- **WRITTEN INSTRUCTION**:
Return the complete listing that follows, with each line reproduced exactly.

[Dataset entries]

Start

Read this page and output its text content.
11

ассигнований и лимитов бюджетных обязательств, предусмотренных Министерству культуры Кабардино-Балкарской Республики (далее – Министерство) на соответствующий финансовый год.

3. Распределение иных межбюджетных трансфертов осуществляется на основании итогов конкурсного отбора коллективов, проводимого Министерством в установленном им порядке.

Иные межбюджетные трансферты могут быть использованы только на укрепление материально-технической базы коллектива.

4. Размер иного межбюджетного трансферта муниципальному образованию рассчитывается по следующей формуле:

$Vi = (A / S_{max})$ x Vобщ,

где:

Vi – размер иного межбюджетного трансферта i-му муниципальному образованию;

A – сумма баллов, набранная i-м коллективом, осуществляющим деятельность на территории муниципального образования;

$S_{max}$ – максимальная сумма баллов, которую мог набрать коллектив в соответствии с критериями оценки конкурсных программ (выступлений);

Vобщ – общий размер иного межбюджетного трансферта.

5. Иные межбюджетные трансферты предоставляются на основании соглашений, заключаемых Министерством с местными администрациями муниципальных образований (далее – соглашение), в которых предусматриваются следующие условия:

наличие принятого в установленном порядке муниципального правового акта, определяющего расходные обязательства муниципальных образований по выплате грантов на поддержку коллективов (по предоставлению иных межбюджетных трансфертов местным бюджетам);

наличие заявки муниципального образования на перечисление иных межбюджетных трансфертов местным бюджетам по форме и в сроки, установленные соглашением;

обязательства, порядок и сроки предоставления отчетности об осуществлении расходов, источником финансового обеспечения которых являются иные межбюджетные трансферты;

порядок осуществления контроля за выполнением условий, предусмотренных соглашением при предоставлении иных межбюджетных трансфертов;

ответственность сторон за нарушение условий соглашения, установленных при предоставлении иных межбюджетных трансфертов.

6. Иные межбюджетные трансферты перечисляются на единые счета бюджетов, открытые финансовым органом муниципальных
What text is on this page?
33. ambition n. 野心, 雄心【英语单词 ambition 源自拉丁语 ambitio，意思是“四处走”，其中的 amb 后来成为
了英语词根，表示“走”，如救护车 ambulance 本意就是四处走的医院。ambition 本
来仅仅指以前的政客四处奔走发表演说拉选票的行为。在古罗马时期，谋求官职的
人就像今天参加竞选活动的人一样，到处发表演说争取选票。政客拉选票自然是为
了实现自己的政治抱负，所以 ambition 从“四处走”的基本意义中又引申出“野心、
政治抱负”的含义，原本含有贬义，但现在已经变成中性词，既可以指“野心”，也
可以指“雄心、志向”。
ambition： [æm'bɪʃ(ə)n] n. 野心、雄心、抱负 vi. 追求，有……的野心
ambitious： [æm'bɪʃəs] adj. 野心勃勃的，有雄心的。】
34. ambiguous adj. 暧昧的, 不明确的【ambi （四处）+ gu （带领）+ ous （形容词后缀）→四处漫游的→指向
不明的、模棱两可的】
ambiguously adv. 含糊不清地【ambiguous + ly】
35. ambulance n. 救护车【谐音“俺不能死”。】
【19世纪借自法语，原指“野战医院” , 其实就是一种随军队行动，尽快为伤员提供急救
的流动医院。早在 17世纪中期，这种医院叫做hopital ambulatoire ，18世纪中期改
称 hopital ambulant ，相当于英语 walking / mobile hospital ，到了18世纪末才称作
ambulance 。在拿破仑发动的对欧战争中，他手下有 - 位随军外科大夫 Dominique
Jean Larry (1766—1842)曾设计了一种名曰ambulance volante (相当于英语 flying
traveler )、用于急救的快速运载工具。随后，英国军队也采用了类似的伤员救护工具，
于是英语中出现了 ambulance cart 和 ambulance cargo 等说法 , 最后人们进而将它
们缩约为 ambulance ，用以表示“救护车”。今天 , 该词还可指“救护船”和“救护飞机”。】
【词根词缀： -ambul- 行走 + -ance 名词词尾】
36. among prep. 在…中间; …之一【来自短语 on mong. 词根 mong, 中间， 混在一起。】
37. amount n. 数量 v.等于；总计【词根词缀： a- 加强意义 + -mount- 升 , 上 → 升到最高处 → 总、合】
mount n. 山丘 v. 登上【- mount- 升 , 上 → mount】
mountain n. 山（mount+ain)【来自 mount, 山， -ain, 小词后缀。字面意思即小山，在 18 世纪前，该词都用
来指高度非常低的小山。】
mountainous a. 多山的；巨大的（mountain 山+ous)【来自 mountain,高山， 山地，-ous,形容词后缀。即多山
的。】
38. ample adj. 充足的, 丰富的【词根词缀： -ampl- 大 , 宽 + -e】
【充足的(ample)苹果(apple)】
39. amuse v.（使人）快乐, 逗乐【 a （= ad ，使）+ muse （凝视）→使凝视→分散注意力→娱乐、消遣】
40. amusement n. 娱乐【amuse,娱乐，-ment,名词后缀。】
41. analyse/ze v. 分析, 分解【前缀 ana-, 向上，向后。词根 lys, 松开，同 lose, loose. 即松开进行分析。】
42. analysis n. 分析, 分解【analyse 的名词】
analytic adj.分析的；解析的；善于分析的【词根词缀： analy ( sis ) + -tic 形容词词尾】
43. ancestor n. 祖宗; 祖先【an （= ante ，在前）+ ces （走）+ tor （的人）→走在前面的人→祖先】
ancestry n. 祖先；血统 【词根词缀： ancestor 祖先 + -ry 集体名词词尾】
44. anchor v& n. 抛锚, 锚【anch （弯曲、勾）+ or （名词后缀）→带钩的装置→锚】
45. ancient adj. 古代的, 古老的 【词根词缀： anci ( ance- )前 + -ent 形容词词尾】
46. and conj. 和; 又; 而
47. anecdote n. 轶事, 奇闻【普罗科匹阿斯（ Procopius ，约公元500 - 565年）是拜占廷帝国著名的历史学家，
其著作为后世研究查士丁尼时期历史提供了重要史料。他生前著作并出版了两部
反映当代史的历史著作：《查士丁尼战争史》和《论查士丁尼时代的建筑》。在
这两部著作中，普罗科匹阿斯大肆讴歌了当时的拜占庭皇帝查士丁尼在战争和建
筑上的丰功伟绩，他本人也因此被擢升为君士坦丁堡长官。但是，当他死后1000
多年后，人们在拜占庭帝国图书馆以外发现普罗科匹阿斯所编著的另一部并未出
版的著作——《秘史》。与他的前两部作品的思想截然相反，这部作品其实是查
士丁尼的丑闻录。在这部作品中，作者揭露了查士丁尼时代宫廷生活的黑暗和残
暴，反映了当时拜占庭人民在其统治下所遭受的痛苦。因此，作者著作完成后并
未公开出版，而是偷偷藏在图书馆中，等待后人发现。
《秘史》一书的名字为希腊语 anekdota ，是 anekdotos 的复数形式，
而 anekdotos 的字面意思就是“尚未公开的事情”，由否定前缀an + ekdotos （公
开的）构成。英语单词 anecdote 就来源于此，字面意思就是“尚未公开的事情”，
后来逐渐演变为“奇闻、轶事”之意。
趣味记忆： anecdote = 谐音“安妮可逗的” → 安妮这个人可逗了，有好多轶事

End

- **SOLUTION TO THIS TASK**:
Read this page and output its text content.
11

ассигнований и лимитов бюджетных обязательств, предусмотренных Министерству культуры Кабардино-Балкарской Республики (далее – Министерство) на соответствующий финансовый год.

3. Распределение иных межбюджетных трансфертов осуществляется на основании итогов конкурсного отбора коллективов, проводимого Министерством в установленном им порядке.

Иные межбюджетные трансферты могут быть использованы только на укрепление материально-технической базы коллектива.

4. Размер иного межбюджетного трансферта муниципальному образованию рассчитывается по следующей формуле:

$Vi = (A / S_{max})$ x Vобщ,

где:

Vi – размер иного межбюджетного трансферта i-му муниципальному образованию;

A – сумма баллов, набранная i-м коллективом, осуществляющим деятельность на территории муниципального образования;

$S_{max}$ – максимальная сумма баллов, которую мог набрать коллектив в соответствии с критериями оценки конкурсных программ (выступлений);

Vобщ – общий размер иного межбюджетного трансферта.

5. Иные межбюджетные трансферты предоставляются на основании соглашений, заключаемых Министерством с местными администрациями муниципальных образований (далее – соглашение), в которых предусматриваются следующие условия:

наличие принятого в установленном порядке муниципального правового акта, определяющего расходные обязательства муниципальных образований по выплате грантов на поддержку коллективов (по предоставлению иных межбюджетных трансфертов местным бюджетам);

наличие заявки муниципального образования на перечисление иных межбюджетных трансфертов местным бюджетам по форме и в сроки, установленные соглашением;

обязательства, порядок и сроки предоставления отчетности об осуществлении расходов, источником финансового обеспечения которых являются иные межбюджетные трансферты;

порядок осуществления контроля за выполнением условий, предусмотренных соглашением при предоставлении иных межбюджетных трансфертов;

ответственность сторон за нарушение условий соглашения, установленных при предоставлении иных межбюджетных трансфертов.

6. Иные межбюджетные трансферты перечисляются на единые счета бюджетов, открытые финансовым органом муниципальных
What text is on this page?
33. ambition n. 野心, 雄心【英语单词 ambition 源自拉丁语 ambitio，意思是“四处走”，其中的 amb 后来成为
了英语词根，表示“走”，如救护车 ambulance 本意就是四处走的医院。ambition 本
来仅仅指以前的政客四处奔走发表演说拉选票的行为。在古罗马时期，谋求官职的
人就像今天参加竞选活动的人一样，到处发表演说争取选票。政客拉选票自然是为
了实现自己的政治抱负，所以 ambition 从“四处走”的基本意义中又引申出“野心、
政治抱负”的含义，原本含有贬义，但现在已经变成中性词，既可以指“野心”，也
可以指“雄心、志向”。
ambition： [æm'bɪʃ(ə)n] n. 野心、雄心、抱负 vi. 追求，有……的野心
ambitious： [æm'bɪʃəs] adj. 野心勃勃的，有雄心的。】
34. ambiguous adj. 暧昧的, 不明确的【ambi （四处）+ gu （带领）+ ous （形容词后缀）→四处漫游的→指向
不明的、模棱两可的】
ambiguously adv. 含糊不清地【ambiguous + ly】
35. ambulance n. 救护车【谐音“俺不能死”。】
【19世纪借自法语，原指“野战医院” , 其实就是一种随军队行动，尽快为伤员提供急救
的流动医院。早在 17世纪中期，这种医院叫做hopital ambulatoire ，18世纪中期改
称 hopital ambulant ，相当于英语 walking / mobile hospital ，到了18世纪末才称作
ambulance 。在拿破仑发动的对欧战争中，他手下有 - 位随军外科大夫 Dominique
Jean Larry (1766—1842)曾设计了一种名曰ambulance volante (相当于英语 flying
traveler )、用于急救的快速运载工具。随后，英国军队也采用了类似的伤员救护工具，
于是英语中出现了 ambulance cart 和 ambulance cargo 等说法 , 最后人们进而将它
们缩约为 ambulance ，用以表示“救护车”。今天 , 该词还可指“救护船”和“救护飞机”。】
【词根词缀： -ambul- 行走 + -ance 名词词尾】
36. among prep. 在…中间; …之一【来自短语 on mong. 词根 mong, 中间， 混在一起。】
37. amount n. 数量 v.等于；总计【词根词缀： a- 加强意义 + -mount- 升 , 上 → 升到最高处 → 总、合】
mount n. 山丘 v. 登上【- mount- 升 , 上 → mount】
mountain n. 山（mount+ain)【来自 mount, 山， -ain, 小词后缀。字面意思即小山，在 18 世纪前，该词都用
来指高度非常低的小山。】
mountainous a. 多山的；巨大的（mountain 山+ous)【来自 mountain,高山， 山地，-ous,形容词后缀。即多山
的。】
38. ample adj. 充足的, 丰富的【词根词缀： -ampl- 大 , 宽 + -e】
【充足的(ample)苹果(apple)】
39. amuse v.（使人）快乐, 逗乐【 a （= ad ，使）+ muse （凝视）→使凝视→分散注意力→娱乐、消遣】
40. amusement n. 娱乐【amuse,娱乐，-ment,名词后缀。】
41. analyse/ze v. 分析, 分解【前缀 ana-, 向上，向后。词根 lys, 松开，同 lose, loose. 即松开进行分析。】
42. analysis n. 分析, 分解【analyse 的名词】
analytic adj.分析的；解析的；善于分析的【词根词缀： analy ( sis ) + -tic 形容词词尾】
43. ancestor n. 祖宗; 祖先【an （= ante ，在前）+ ces （走）+ tor （的人）→走在前面的人→祖先】
ancestry n. 祖先；血统 【词根词缀： ancestor 祖先 + -ry 集体名词词尾】
44. anchor v& n. 抛锚, 锚【anch （弯曲、勾）+ or （名词后缀）→带钩的装置→锚】
45. ancient adj. 古代的, 古老的 【词根词缀： anci ( ance- )前 + -ent 形容词词尾】
46. and conj. 和; 又; 而
47. anecdote n. 轶事, 奇闻【普罗科匹阿斯（ Procopius ，约公元500 - 565年）是拜占廷帝国著名的历史学家，
其著作为后世研究查士丁尼时期历史提供了重要史料。他生前著作并出版了两部
反映当代史的历史著作：《查士丁尼战争史》和《论查士丁尼时代的建筑》。在
这两部著作中，普罗科匹阿斯大肆讴歌了当时的拜占庭皇帝查士丁尼在战争和建
筑上的丰功伟绩，他本人也因此被擢升为君士坦丁堡长官。但是，当他死后1000
多年后，人们在拜占庭帝国图书馆以外发现普罗科匹阿斯所编著的另一部并未出
版的著作——《秘史》。与他的前两部作品的思想截然相反，这部作品其实是查
士丁尼的丑闻录。在这部作品中，作者揭露了查士丁尼时代宫廷生活的黑暗和残
暴，反映了当时拜占庭人民在其统治下所遭受的痛苦。因此，作者著作完成后并
未公开出版，而是偷偷藏在图书馆中，等待后人发现。
《秘史》一书的名字为希腊语 anekdota ，是 anekdotos 的复数形式，
而 anekdotos 的字面意思就是“尚未公开的事情”，由否定前缀an + ekdotos （公
开的）构成。英语单词 anecdote 就来源于此，字面意思就是“尚未公开的事情”，
后来逐渐演变为“奇闻、轶事”之意。
趣味记忆： anecdote = 谐音“安妮可逗的” → 安妮这个人可逗了，有好多轶事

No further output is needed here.